— Exercise directions —
Scan the lines below; pull out those with "пример".

— Dataset extract —

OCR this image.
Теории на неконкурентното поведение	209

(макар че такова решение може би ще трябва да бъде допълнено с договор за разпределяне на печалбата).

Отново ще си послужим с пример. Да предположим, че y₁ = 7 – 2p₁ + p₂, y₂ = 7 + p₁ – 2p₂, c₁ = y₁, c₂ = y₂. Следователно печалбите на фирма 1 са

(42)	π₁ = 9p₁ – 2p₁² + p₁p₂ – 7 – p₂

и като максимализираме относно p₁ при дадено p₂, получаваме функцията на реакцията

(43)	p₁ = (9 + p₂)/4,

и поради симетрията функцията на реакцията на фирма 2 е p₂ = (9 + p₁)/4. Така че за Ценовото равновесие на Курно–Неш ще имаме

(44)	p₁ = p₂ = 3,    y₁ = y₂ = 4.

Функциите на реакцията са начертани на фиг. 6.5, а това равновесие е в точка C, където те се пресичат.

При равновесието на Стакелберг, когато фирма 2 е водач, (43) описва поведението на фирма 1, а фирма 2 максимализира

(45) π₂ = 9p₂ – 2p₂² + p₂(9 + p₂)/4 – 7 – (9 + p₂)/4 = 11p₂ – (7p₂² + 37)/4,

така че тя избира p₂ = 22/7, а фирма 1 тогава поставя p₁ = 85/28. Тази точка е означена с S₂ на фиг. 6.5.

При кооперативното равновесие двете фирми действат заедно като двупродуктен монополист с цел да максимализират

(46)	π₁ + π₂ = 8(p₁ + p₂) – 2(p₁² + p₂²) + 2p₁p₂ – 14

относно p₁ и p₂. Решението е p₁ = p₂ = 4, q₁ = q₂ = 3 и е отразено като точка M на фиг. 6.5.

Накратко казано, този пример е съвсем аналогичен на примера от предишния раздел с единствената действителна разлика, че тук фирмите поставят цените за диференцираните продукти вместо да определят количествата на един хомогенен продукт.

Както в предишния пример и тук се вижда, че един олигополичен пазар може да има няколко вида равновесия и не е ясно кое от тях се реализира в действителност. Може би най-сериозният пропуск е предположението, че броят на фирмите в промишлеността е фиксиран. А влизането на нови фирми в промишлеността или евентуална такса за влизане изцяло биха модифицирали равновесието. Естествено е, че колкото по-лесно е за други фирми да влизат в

— Full solution —
Отново ще си послужим с пример. Да предположим, че y₁ = 7 – 2p₁ + p₂, y₂ = 7 + p₁ – 2p₂, c₁ = y₁, c₂ = y₂. Следователно печалбите на фирма 1 са
Накратко казано, този пример е съвсем аналогичен на примера от предишния раздел с единствената действителна разлика, че тук фирмите поставят цените за диференцираните продукти вместо да определят количествата на един хомогенен продукт.
Както в предишния пример и тук се вижда, че един олигополичен пазар може да има няколко вида равновесия и не е ясно кое от тях се реализира в действителност. Може би най-сериозният пропуск е предположението, че броят на фирмите в промишлеността е фиксиран. А влизането на нови фирми в промишлеността или евентуална такса за влизане изцяло биха модифицирали равновесието. Естествено е, че колкото по-лесно е за други фирми да влизат в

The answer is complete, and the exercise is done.